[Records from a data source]
• • • •
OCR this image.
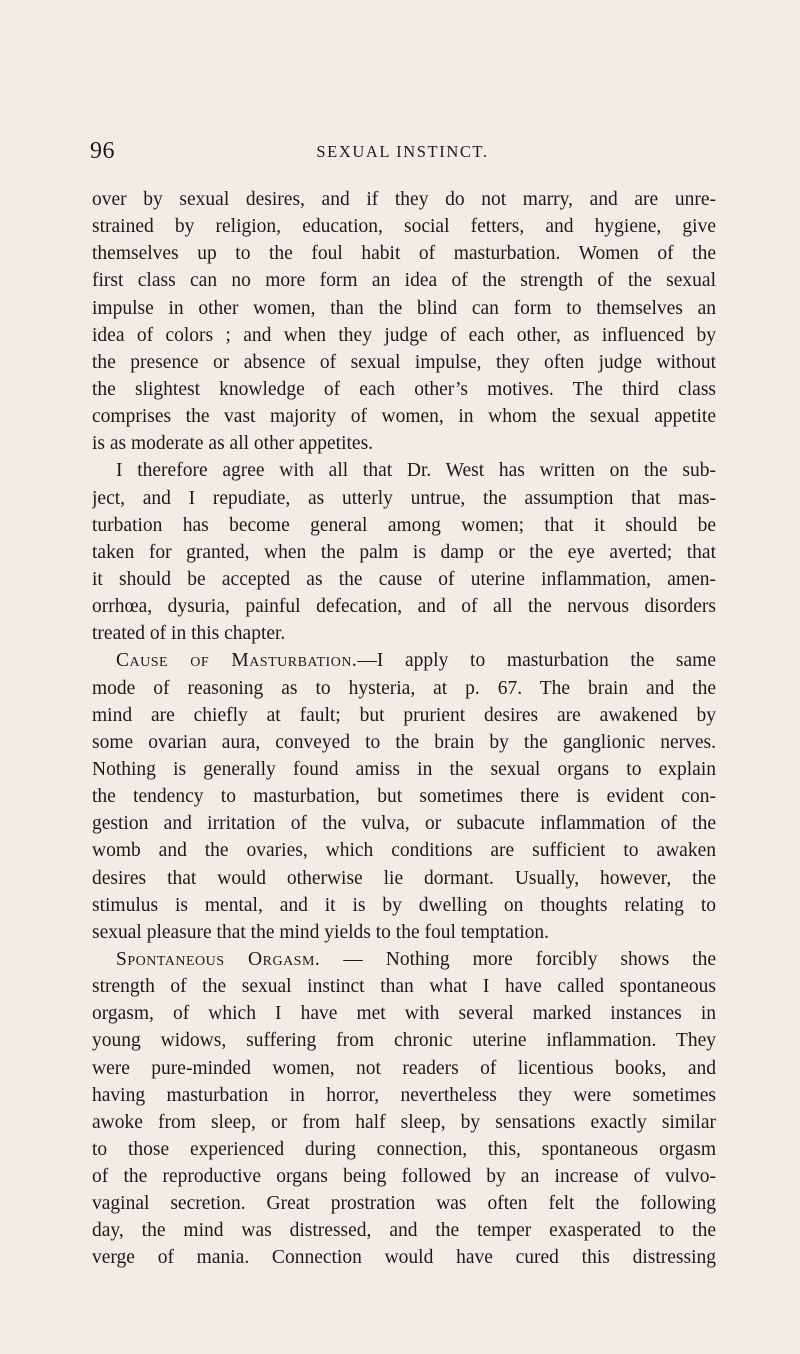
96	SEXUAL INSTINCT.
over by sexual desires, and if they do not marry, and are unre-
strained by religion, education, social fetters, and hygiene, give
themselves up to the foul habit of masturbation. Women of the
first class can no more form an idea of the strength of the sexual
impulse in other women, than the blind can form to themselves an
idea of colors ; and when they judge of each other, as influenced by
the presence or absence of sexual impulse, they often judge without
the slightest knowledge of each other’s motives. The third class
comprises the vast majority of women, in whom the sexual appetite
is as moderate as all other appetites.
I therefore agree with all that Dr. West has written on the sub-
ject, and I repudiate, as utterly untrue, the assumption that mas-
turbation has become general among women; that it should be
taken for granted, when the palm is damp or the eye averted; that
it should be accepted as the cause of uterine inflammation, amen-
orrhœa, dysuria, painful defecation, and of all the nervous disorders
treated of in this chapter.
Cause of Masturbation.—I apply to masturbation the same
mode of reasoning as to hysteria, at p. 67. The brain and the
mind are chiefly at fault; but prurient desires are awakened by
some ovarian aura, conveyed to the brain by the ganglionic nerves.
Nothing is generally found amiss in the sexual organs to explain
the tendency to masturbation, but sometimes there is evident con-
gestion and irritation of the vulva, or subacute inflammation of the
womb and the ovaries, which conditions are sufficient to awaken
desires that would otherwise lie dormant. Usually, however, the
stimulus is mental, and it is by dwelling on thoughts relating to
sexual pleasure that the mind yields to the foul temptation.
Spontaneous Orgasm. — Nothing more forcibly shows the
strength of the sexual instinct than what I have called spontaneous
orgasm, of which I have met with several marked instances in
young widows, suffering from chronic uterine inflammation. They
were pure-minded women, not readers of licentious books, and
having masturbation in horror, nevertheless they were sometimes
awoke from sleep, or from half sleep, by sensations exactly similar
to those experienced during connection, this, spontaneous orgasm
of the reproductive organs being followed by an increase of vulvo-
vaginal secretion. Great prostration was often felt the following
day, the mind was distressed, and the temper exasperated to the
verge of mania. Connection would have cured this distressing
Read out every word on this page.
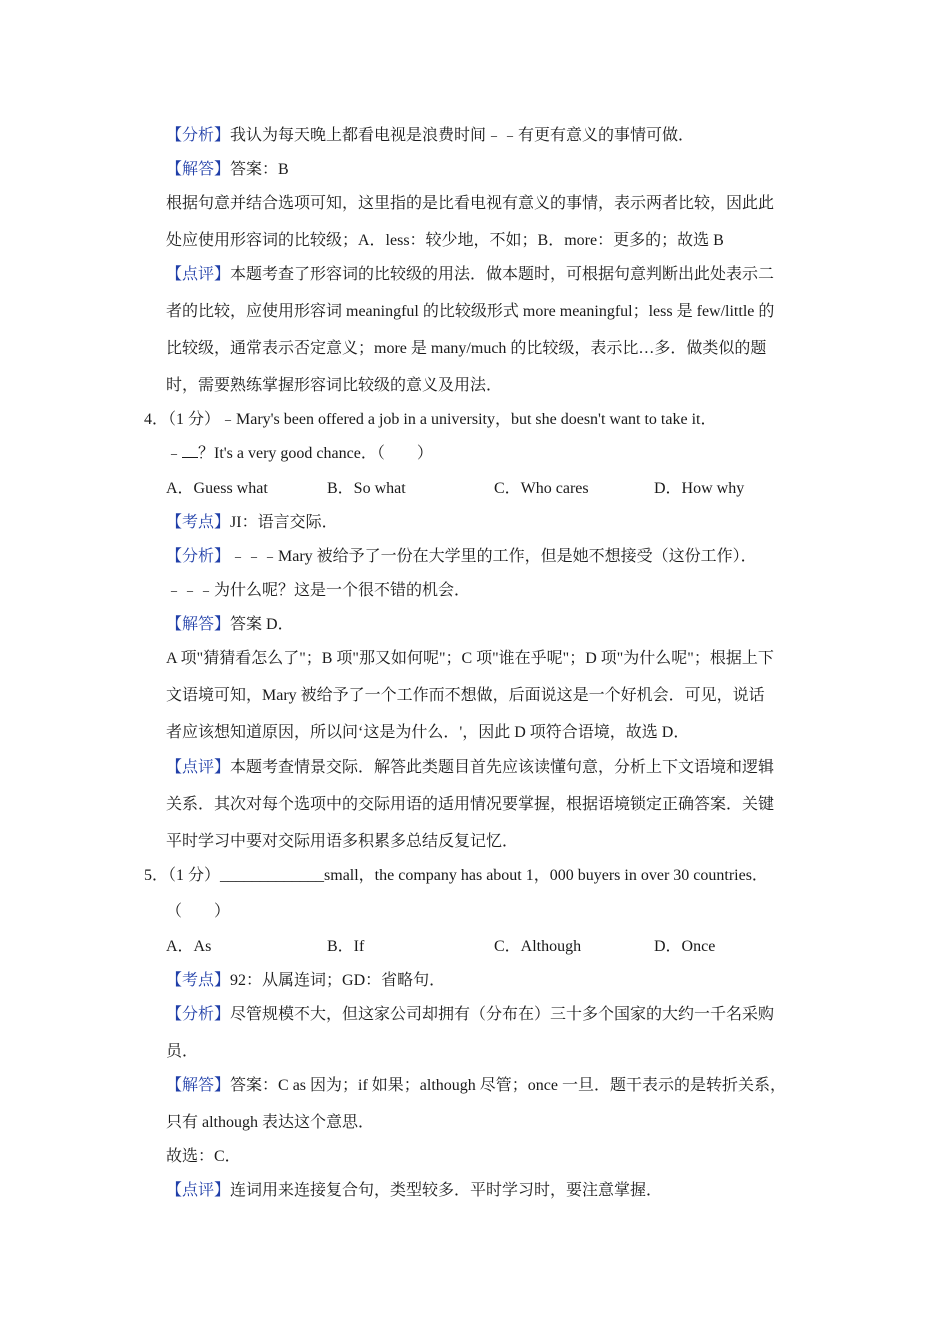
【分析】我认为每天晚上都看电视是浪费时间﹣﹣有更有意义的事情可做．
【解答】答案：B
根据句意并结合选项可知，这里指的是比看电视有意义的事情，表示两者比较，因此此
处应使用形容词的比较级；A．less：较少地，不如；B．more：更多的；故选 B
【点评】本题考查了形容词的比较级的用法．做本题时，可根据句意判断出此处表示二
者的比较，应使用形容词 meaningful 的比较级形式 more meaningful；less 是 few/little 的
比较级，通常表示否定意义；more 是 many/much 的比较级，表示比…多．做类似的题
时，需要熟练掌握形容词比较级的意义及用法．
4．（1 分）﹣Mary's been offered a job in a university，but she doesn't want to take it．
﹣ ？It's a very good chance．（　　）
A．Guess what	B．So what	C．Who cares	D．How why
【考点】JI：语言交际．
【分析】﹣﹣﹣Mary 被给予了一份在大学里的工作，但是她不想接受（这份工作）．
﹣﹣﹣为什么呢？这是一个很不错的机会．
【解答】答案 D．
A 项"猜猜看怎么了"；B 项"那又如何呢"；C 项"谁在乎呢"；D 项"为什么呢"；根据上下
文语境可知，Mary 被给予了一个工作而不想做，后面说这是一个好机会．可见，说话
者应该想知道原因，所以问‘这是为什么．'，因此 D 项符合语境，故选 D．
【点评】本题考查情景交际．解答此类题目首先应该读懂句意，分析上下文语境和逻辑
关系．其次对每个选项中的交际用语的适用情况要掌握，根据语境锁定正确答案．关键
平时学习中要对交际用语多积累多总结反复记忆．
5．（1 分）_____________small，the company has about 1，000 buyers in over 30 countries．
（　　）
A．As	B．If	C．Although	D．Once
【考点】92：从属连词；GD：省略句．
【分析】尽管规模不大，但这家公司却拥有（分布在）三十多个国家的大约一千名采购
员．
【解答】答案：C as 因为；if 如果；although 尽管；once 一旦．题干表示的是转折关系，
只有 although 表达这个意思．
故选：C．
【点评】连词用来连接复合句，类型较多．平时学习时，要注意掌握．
• • • •
__Goal__: Report each line in the data that holds the word "inflammation".

__Reply__:
it should be accepted as the cause of uterine inflammation, amen-
gestion and irritation of the vulva, or subacute inflammation of the
young widows, suffering from chronic uterine inflammation. They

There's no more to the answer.